» MATERIAL FOR THE TASK:

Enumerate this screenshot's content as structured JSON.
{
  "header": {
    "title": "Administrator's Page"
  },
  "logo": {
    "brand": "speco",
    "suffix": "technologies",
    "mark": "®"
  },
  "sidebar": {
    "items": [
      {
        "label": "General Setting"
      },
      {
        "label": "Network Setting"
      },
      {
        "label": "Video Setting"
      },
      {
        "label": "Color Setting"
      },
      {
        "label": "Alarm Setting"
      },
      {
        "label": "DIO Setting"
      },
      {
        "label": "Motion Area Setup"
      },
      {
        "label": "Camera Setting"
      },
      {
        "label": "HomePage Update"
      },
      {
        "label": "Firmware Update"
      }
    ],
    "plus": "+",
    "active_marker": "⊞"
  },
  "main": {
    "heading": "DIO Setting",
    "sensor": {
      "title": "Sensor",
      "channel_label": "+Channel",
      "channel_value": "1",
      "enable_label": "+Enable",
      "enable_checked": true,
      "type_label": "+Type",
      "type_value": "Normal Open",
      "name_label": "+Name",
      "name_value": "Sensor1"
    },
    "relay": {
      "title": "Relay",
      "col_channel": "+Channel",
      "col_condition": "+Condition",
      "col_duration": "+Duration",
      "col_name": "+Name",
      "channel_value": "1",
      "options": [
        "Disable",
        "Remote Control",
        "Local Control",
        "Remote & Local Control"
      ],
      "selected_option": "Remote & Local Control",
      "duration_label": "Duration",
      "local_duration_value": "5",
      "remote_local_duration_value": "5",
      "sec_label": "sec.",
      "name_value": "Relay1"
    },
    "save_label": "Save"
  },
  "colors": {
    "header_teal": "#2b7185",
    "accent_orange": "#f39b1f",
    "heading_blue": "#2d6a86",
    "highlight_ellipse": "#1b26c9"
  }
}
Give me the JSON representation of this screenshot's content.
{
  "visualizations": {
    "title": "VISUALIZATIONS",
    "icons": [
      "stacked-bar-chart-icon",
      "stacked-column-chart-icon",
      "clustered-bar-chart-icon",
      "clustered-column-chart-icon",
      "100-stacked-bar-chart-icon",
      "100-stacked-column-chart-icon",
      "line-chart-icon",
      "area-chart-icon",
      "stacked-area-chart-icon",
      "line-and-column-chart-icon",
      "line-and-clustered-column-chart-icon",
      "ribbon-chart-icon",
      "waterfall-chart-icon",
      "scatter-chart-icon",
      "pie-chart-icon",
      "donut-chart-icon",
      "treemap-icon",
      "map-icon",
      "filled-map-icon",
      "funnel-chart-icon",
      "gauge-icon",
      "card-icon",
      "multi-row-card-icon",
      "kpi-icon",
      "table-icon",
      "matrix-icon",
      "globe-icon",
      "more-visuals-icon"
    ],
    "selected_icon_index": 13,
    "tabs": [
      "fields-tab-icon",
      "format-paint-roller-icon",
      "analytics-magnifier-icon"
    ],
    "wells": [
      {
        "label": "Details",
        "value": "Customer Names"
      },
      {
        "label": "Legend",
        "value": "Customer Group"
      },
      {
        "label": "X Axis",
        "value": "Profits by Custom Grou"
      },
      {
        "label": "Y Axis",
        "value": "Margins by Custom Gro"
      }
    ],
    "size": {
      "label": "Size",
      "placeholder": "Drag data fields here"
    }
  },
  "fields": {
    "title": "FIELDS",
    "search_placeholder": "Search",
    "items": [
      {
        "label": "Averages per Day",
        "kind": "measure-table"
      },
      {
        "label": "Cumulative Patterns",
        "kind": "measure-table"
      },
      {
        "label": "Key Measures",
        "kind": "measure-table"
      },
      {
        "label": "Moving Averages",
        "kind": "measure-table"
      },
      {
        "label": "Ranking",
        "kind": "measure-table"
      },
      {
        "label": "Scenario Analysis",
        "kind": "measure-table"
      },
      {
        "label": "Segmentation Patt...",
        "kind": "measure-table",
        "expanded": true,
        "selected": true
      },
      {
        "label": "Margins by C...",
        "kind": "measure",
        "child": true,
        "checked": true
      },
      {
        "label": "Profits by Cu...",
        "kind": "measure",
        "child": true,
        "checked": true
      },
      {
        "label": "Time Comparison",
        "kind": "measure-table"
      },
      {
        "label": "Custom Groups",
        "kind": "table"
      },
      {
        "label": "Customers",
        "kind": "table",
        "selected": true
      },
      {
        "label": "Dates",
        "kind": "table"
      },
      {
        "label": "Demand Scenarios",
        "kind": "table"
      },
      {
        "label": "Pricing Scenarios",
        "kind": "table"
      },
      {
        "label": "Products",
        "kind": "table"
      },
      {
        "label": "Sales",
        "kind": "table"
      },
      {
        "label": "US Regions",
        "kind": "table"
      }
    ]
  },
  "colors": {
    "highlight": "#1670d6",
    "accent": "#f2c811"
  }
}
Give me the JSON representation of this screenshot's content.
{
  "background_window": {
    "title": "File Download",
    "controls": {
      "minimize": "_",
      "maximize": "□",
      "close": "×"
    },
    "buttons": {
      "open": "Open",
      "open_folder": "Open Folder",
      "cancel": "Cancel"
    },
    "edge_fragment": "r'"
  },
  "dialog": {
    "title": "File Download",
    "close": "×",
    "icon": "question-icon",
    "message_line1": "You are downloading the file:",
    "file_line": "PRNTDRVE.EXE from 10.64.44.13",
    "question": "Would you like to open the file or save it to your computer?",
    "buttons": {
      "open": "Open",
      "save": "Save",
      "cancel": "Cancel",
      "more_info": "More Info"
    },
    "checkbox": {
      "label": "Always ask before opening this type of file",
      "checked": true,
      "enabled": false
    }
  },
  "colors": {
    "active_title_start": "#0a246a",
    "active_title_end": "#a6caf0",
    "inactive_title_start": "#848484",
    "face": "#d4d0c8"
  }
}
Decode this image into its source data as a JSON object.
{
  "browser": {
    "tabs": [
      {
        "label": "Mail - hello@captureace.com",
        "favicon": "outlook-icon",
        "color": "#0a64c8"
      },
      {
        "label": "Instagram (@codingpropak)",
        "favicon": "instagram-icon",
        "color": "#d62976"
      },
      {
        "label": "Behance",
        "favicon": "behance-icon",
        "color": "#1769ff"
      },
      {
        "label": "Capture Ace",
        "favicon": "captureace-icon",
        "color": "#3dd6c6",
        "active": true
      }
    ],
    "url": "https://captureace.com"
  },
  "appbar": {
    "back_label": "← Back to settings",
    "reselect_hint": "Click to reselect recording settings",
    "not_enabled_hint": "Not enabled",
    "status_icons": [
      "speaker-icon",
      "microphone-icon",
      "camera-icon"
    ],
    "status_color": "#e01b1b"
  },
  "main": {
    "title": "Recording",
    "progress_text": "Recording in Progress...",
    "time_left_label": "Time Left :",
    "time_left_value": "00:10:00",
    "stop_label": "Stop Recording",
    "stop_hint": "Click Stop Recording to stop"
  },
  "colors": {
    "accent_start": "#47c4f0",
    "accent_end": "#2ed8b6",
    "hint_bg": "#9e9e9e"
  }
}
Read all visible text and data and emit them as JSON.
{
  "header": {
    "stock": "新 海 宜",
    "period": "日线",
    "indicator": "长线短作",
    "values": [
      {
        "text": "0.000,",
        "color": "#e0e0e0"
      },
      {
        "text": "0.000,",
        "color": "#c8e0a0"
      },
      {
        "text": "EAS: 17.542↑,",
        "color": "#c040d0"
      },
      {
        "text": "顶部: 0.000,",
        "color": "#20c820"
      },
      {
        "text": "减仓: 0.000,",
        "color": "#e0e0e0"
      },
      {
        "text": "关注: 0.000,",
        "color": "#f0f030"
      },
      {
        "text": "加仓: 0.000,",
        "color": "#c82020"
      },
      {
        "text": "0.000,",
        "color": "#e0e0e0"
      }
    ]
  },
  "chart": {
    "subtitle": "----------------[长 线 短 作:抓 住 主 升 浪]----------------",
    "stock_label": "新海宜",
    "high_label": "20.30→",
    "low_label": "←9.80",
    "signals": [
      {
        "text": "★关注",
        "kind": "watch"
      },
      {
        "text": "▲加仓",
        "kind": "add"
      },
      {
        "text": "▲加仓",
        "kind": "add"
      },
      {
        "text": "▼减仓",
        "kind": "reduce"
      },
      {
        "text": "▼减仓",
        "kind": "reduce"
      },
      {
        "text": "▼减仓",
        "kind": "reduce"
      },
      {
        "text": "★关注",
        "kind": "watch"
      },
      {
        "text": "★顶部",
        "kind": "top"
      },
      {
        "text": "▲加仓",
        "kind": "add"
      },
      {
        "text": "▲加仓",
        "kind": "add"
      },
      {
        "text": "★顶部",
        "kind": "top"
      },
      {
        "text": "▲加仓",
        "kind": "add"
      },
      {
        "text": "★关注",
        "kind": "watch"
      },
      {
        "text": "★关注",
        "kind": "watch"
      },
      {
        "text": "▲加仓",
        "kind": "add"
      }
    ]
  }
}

» EXERCISE OBJECTIVE:
Check each line of the records for the string "data" and state how many lines contain it. Give only the number.

» ANSWER TO THIS PROBLEM:
3